-- Start --
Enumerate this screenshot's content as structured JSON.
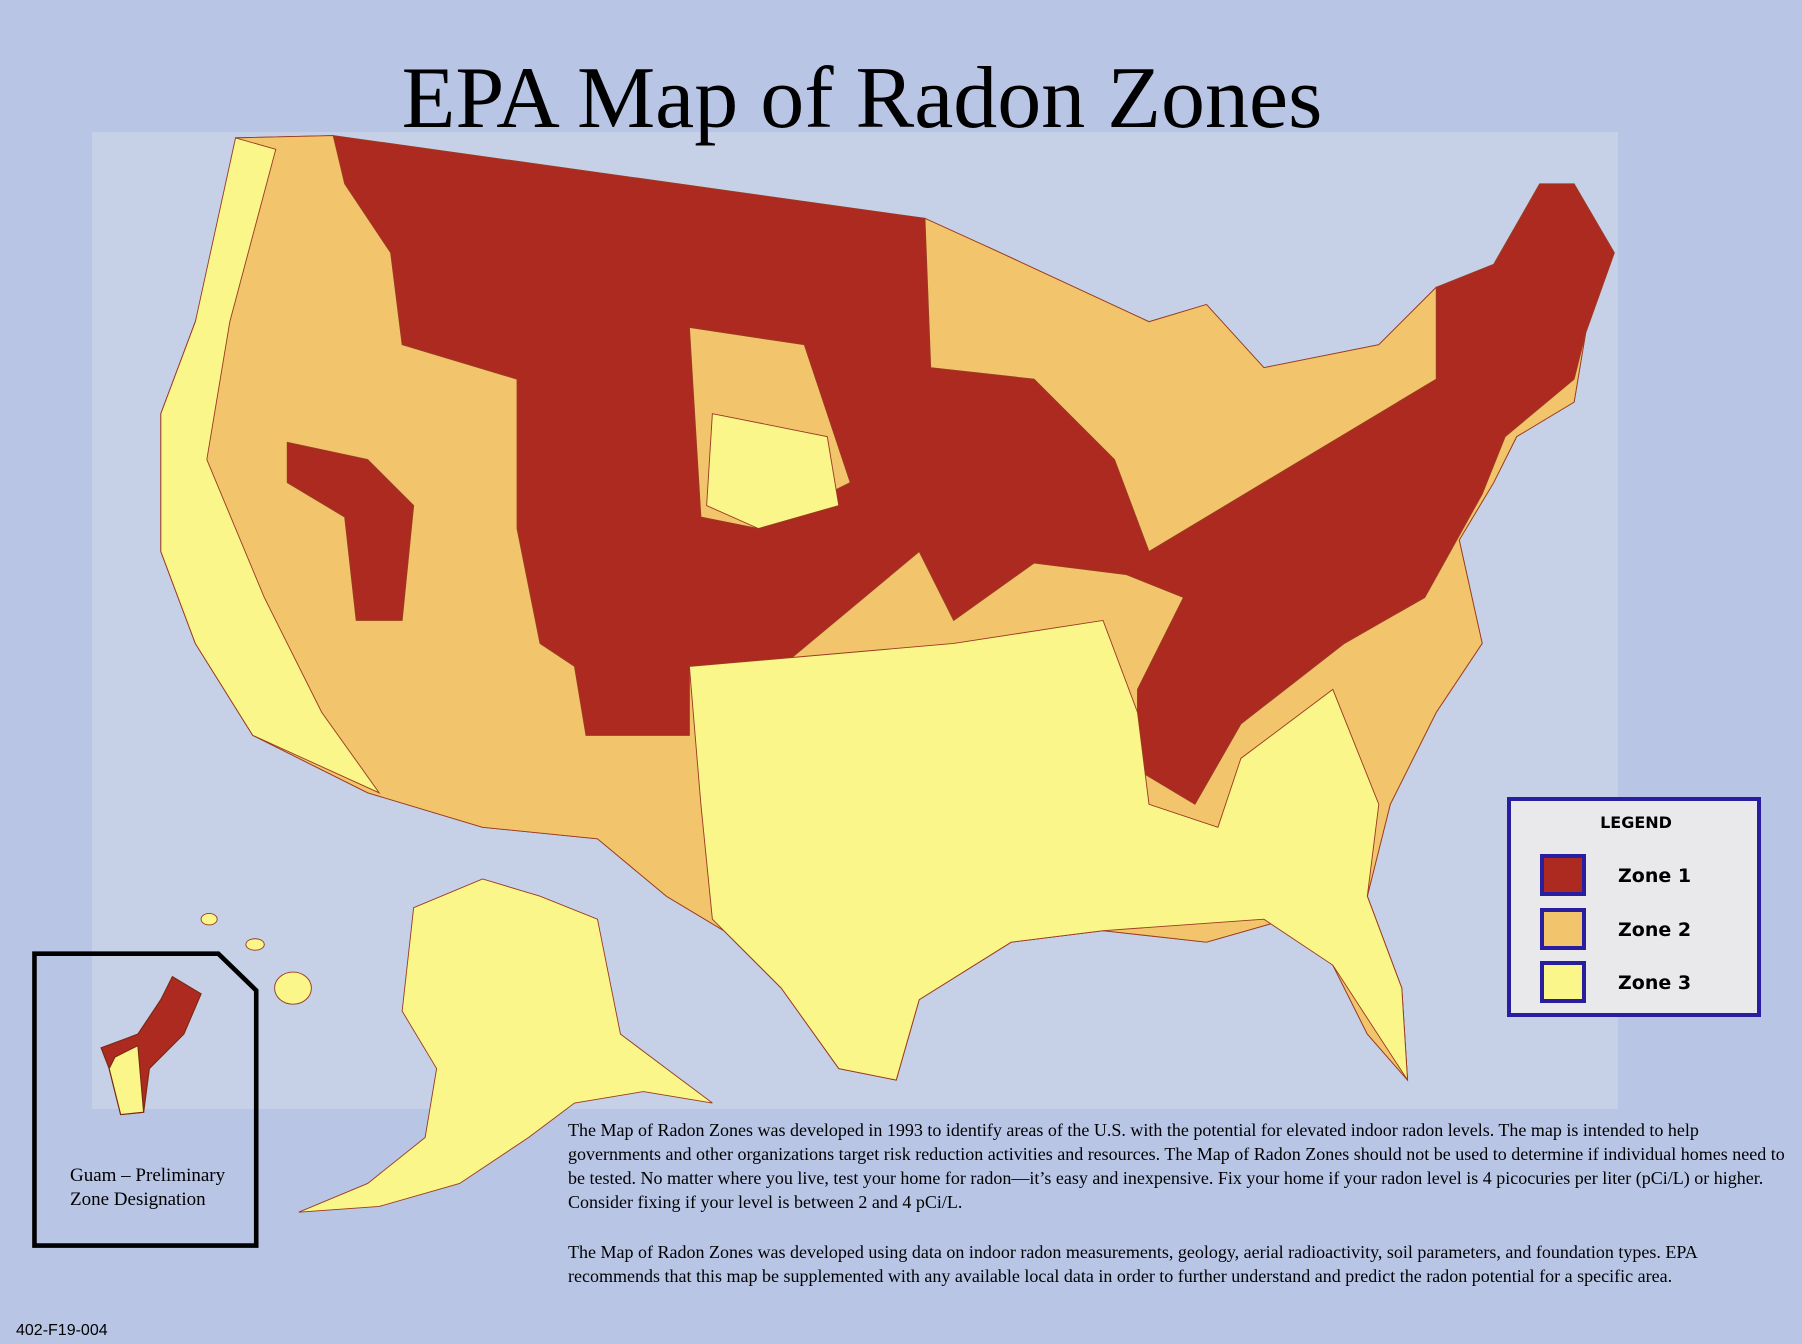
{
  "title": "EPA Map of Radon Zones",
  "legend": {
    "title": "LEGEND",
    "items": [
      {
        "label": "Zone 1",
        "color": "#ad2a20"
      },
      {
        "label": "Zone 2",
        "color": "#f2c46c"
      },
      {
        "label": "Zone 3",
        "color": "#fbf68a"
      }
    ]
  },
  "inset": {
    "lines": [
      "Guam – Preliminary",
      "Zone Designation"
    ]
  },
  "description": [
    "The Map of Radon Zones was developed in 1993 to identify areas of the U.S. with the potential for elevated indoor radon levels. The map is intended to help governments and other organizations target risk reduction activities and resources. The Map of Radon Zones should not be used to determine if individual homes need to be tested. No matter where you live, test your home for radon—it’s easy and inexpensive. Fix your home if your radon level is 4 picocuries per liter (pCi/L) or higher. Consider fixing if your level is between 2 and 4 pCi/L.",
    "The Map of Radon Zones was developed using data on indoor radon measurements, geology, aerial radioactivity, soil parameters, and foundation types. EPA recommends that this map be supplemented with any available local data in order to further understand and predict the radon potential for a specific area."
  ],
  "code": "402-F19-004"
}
-- End --
» EXERCISE DESCRIPTION
Return every line above that contains the word "label".

» RESULT FOR THIS EXERCISE
        "label": "Zone 1",
        "label": "Zone 2",
        "label": "Zone 3",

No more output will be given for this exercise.